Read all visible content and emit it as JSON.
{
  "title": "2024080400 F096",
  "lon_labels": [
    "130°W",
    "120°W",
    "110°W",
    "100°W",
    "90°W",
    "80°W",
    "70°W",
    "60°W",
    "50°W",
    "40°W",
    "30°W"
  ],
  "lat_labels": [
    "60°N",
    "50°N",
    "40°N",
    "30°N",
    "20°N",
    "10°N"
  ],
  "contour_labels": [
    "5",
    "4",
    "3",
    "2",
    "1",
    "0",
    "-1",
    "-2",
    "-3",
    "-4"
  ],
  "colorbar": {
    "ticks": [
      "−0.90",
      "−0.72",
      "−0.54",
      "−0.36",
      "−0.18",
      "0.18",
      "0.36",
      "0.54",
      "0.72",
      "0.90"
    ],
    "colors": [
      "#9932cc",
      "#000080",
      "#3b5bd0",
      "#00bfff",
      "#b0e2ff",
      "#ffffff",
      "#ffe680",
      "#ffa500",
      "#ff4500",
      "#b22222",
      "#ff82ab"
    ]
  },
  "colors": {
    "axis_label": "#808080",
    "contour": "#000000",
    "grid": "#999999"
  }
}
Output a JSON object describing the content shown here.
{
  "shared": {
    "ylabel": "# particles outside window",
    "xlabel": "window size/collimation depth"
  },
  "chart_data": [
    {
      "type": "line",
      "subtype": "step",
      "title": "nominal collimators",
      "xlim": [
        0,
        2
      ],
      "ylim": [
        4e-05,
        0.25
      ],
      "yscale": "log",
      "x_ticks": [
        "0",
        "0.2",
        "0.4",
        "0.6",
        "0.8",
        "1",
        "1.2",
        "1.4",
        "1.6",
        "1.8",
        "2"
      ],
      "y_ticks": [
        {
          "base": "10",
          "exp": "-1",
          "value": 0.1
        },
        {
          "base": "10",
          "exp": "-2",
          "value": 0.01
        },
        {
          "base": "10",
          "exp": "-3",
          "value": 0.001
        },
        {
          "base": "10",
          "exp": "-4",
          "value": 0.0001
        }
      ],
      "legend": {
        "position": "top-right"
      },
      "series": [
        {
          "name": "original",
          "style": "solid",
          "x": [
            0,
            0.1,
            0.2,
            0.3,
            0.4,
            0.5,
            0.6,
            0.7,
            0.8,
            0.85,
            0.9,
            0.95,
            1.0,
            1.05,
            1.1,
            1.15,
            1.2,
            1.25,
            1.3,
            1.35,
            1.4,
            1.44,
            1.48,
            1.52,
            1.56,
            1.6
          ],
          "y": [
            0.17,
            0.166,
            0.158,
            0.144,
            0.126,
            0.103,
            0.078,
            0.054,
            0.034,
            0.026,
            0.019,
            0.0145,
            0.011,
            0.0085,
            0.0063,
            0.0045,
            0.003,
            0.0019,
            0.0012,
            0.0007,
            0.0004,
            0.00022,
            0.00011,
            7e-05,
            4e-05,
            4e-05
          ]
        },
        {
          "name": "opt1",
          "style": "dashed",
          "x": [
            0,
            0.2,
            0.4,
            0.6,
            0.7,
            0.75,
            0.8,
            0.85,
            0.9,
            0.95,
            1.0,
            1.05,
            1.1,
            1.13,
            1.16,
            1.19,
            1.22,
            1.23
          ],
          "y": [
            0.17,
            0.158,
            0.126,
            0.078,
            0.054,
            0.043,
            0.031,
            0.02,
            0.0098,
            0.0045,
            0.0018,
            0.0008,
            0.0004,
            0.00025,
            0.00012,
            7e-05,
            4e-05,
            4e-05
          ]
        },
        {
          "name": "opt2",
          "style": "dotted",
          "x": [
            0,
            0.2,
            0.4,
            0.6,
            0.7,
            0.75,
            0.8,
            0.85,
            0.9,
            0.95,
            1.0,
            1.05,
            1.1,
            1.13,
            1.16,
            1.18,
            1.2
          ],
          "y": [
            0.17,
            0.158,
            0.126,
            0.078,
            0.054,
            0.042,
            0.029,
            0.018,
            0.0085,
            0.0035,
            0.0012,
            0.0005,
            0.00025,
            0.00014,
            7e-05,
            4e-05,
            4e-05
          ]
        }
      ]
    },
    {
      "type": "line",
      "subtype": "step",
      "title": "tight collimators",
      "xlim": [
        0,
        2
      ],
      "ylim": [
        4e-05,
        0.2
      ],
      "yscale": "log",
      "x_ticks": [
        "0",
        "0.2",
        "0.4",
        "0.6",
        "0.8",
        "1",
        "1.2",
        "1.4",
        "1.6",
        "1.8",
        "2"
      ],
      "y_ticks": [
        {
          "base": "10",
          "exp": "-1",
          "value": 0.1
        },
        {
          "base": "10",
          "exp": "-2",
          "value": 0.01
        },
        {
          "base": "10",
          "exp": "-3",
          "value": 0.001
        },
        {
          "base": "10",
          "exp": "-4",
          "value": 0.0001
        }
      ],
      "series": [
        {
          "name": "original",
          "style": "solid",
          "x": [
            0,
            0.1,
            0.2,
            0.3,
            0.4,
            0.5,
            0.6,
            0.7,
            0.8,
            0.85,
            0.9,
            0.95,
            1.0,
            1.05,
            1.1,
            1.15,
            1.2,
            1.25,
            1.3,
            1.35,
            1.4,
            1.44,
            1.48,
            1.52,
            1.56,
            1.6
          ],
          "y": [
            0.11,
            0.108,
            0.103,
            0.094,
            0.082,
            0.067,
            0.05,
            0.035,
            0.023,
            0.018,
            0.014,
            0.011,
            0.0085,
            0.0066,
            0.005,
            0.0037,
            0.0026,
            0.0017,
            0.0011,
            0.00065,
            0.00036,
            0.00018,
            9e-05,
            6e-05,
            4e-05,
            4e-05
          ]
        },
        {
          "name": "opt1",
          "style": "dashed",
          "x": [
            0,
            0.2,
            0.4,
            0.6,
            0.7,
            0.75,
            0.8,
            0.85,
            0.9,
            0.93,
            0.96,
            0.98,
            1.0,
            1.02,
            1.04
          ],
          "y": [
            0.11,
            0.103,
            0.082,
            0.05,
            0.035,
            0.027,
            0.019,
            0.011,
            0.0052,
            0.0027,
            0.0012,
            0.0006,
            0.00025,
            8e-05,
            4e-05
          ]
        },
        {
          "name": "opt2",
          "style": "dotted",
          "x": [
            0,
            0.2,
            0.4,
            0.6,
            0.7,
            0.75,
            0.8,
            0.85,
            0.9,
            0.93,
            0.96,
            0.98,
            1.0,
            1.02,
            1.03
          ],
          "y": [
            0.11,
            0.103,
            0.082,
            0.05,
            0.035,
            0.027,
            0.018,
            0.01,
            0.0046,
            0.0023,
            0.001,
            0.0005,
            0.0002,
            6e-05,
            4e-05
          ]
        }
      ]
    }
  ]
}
-*-
## Exercise details
Would you write down every record again, exactly?

## Exercise solution
Read all visible content and emit it as JSON.
{
  "title": "2024080400 F096",
  "lon_labels": [
    "130°W",
    "120°W",
    "110°W",
    "100°W",
    "90°W",
    "80°W",
    "70°W",
    "60°W",
    "50°W",
    "40°W",
    "30°W"
  ],
  "lat_labels": [
    "60°N",
    "50°N",
    "40°N",
    "30°N",
    "20°N",
    "10°N"
  ],
  "contour_labels": [
    "5",
    "4",
    "3",
    "2",
    "1",
    "0",
    "-1",
    "-2",
    "-3",
    "-4"
  ],
  "colorbar": {
    "ticks": [
      "−0.90",
      "−0.72",
      "−0.54",
      "−0.36",
      "−0.18",
      "0.18",
      "0.36",
      "0.54",
      "0.72",
      "0.90"
    ],
    "colors": [
      "#9932cc",
      "#000080",
      "#3b5bd0",
      "#00bfff",
      "#b0e2ff",
      "#ffffff",
      "#ffe680",
      "#ffa500",
      "#ff4500",
      "#b22222",
      "#ff82ab"
    ]
  },
  "colors": {
    "axis_label": "#808080",
    "contour": "#000000",
    "grid": "#999999"
  }
}
Output a JSON object describing the content shown here.
{
  "shared": {
    "ylabel": "# particles outside window",
    "xlabel": "window size/collimation depth"
  },
  "chart_data": [
    {
      "type": "line",
      "subtype": "step",
      "title": "nominal collimators",
      "xlim": [
        0,
        2
      ],
      "ylim": [
        4e-05,
        0.25
      ],
      "yscale": "log",
      "x_ticks": [
        "0",
        "0.2",
        "0.4",
        "0.6",
        "0.8",
        "1",
        "1.2",
        "1.4",
        "1.6",
        "1.8",
        "2"
      ],
      "y_ticks": [
        {
          "base": "10",
          "exp": "-1",
          "value": 0.1
        },
        {
          "base": "10",
          "exp": "-2",
          "value": 0.01
        },
        {
          "base": "10",
          "exp": "-3",
          "value": 0.001
        },
        {
          "base": "10",
          "exp": "-4",
          "value": 0.0001
        }
      ],
      "legend": {
        "position": "top-right"
      },
      "series": [
        {
          "name": "original",
          "style": "solid",
          "x": [
            0,
            0.1,
            0.2,
            0.3,
            0.4,
            0.5,
            0.6,
            0.7,
            0.8,
            0.85,
            0.9,
            0.95,
            1.0,
            1.05,
            1.1,
            1.15,
            1.2,
            1.25,
            1.3,
            1.35,
            1.4,
            1.44,
            1.48,
            1.52,
            1.56,
            1.6
          ],
          "y": [
            0.17,
            0.166,
            0.158,
            0.144,
            0.126,
            0.103,
            0.078,
            0.054,
            0.034,
            0.026,
            0.019,
            0.0145,
            0.011,
            0.0085,
            0.0063,
            0.0045,
            0.003,
            0.0019,
            0.0012,
            0.0007,
            0.0004,
            0.00022,
            0.00011,
            7e-05,
            4e-05,
            4e-05
          ]
        },
        {
          "name": "opt1",
          "style": "dashed",
          "x": [
            0,
            0.2,
            0.4,
            0.6,
            0.7,
            0.75,
            0.8,
            0.85,
            0.9,
            0.95,
            1.0,
            1.05,
            1.1,
            1.13,
            1.16,
            1.19,
            1.22,
            1.23
          ],
          "y": [
            0.17,
            0.158,
            0.126,
            0.078,
            0.054,
            0.043,
            0.031,
            0.02,
            0.0098,
            0.0045,
            0.0018,
            0.0008,
            0.0004,
            0.00025,
            0.00012,
            7e-05,
            4e-05,
            4e-05
          ]
        },
        {
          "name": "opt2",
          "style": "dotted",
          "x": [
            0,
            0.2,
            0.4,
            0.6,
            0.7,
            0.75,
            0.8,
            0.85,
            0.9,
            0.95,
            1.0,
            1.05,
            1.1,
            1.13,
            1.16,
            1.18,
            1.2
          ],
          "y": [
            0.17,
            0.158,
            0.126,
            0.078,
            0.054,
            0.042,
            0.029,
            0.018,
            0.0085,
            0.0035,
            0.0012,
            0.0005,
            0.00025,
            0.00014,
            7e-05,
            4e-05,
            4e-05
          ]
        }
      ]
    },
    {
      "type": "line",
      "subtype": "step",
      "title": "tight collimators",
      "xlim": [
        0,
        2
      ],
      "ylim": [
        4e-05,
        0.2
      ],
      "yscale": "log",
      "x_ticks": [
        "0",
        "0.2",
        "0.4",
        "0.6",
        "0.8",
        "1",
        "1.2",
        "1.4",
        "1.6",
        "1.8",
        "2"
      ],
      "y_ticks": [
        {
          "base": "10",
          "exp": "-1",
          "value": 0.1
        },
        {
          "base": "10",
          "exp": "-2",
          "value": 0.01
        },
        {
          "base": "10",
          "exp": "-3",
          "value": 0.001
        },
        {
          "base": "10",
          "exp": "-4",
          "value": 0.0001
        }
      ],
      "series": [
        {
          "name": "original",
          "style": "solid",
          "x": [
            0,
            0.1,
            0.2,
            0.3,
            0.4,
            0.5,
            0.6,
            0.7,
            0.8,
            0.85,
            0.9,
            0.95,
            1.0,
            1.05,
            1.1,
            1.15,
            1.2,
            1.25,
            1.3,
            1.35,
            1.4,
            1.44,
            1.48,
            1.52,
            1.56,
            1.6
          ],
          "y": [
            0.11,
            0.108,
            0.103,
            0.094,
            0.082,
            0.067,
            0.05,
            0.035,
            0.023,
            0.018,
            0.014,
            0.011,
            0.0085,
            0.0066,
            0.005,
            0.0037,
            0.0026,
            0.0017,
            0.0011,
            0.00065,
            0.00036,
            0.00018,
            9e-05,
            6e-05,
            4e-05,
            4e-05
          ]
        },
        {
          "name": "opt1",
          "style": "dashed",
          "x": [
            0,
            0.2,
            0.4,
            0.6,
            0.7,
            0.75,
            0.8,
            0.85,
            0.9,
            0.93,
            0.96,
            0.98,
            1.0,
            1.02,
            1.04
          ],
          "y": [
            0.11,
            0.103,
            0.082,
            0.05,
            0.035,
            0.027,
            0.019,
            0.011,
            0.0052,
            0.0027,
            0.0012,
            0.0006,
            0.00025,
            8e-05,
            4e-05
          ]
        },
        {
          "name": "opt2",
          "style": "dotted",
          "x": [
            0,
            0.2,
            0.4,
            0.6,
            0.7,
            0.75,
            0.8,
            0.85,
            0.9,
            0.93,
            0.96,
            0.98,
            1.0,
            1.02,
            1.03
          ],
          "y": [
            0.11,
            0.103,
            0.082,
            0.05,
            0.035,
            0.027,
            0.018,
            0.01,
            0.0046,
            0.0023,
            0.001,
            0.0005,
            0.0002,
            6e-05,
            4e-05
          ]
        }
      ]
    }
  ]
}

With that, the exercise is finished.